▶ EXERCISE DIRECTIONS
Reproduce the listing below in full and without alteration, apart from its pictures.

▶ ENTRIES
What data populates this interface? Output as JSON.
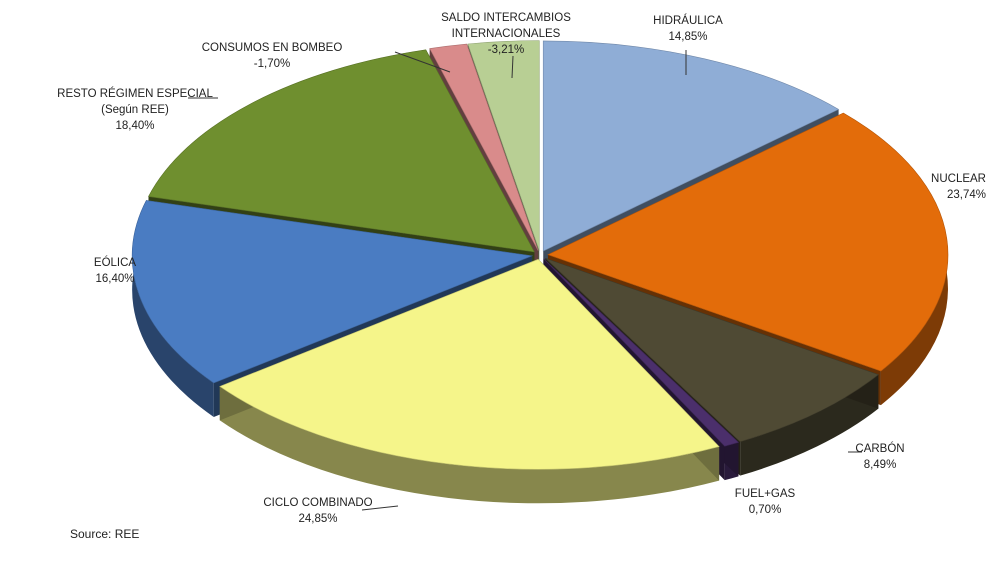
{
  "chart_data": {
    "type": "pie",
    "title": "",
    "legend": "none",
    "unit": "%",
    "slices": [
      {
        "label": "HIDRÁULICA",
        "value": 14.85,
        "value_label": "14,85%",
        "color": "#8fadd6"
      },
      {
        "label": "NUCLEAR",
        "value": 23.74,
        "value_label": "23,74%",
        "color": "#e36c0a"
      },
      {
        "label": "CARBÓN",
        "value": 8.49,
        "value_label": "8,49%",
        "color": "#4f4a34"
      },
      {
        "label": "FUEL+GAS",
        "value": 0.7,
        "value_label": "0,70%",
        "color": "#4b2f6b"
      },
      {
        "label": "CICLO COMBINADO",
        "value": 24.85,
        "value_label": "24,85%",
        "color": "#f5f58a"
      },
      {
        "label": "EÓLICA",
        "value": 16.4,
        "value_label": "16,40%",
        "color": "#4a7cc2"
      },
      {
        "label": "RESTO RÉGIMEN  ESPECIAL (Según REE)",
        "value": 18.4,
        "value_label": "18,40%",
        "color": "#6f8f2f"
      },
      {
        "label": "CONSUMOS EN BOMBEO",
        "value": -1.7,
        "value_label": "-1,70%",
        "color": "#d98b8b"
      },
      {
        "label": "SALDO INTERCAMBIOS INTERNACIONALES",
        "value": -3.21,
        "value_label": "-3,21%",
        "color": "#b8cf94"
      }
    ]
  },
  "source": "Source: REE"
}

▶ RESULT OF THE EXERCISE
What data populates this interface? Output as JSON.
{
  "chart_data": {
    "type": "pie",
    "title": "",
    "legend": "none",
    "unit": "%",
    "slices": [
      {
        "label": "HIDRÁULICA",
        "value": 14.85,
        "value_label": "14,85%",
        "color": "#8fadd6"
      },
      {
        "label": "NUCLEAR",
        "value": 23.74,
        "value_label": "23,74%",
        "color": "#e36c0a"
      },
      {
        "label": "CARBÓN",
        "value": 8.49,
        "value_label": "8,49%",
        "color": "#4f4a34"
      },
      {
        "label": "FUEL+GAS",
        "value": 0.7,
        "value_label": "0,70%",
        "color": "#4b2f6b"
      },
      {
        "label": "CICLO COMBINADO",
        "value": 24.85,
        "value_label": "24,85%",
        "color": "#f5f58a"
      },
      {
        "label": "EÓLICA",
        "value": 16.4,
        "value_label": "16,40%",
        "color": "#4a7cc2"
      },
      {
        "label": "RESTO RÉGIMEN  ESPECIAL (Según REE)",
        "value": 18.4,
        "value_label": "18,40%",
        "color": "#6f8f2f"
      },
      {
        "label": "CONSUMOS EN BOMBEO",
        "value": -1.7,
        "value_label": "-1,70%",
        "color": "#d98b8b"
      },
      {
        "label": "SALDO INTERCAMBIOS INTERNACIONALES",
        "value": -3.21,
        "value_label": "-3,21%",
        "color": "#b8cf94"
      }
    ]
  },
  "source": "Source: REE"
}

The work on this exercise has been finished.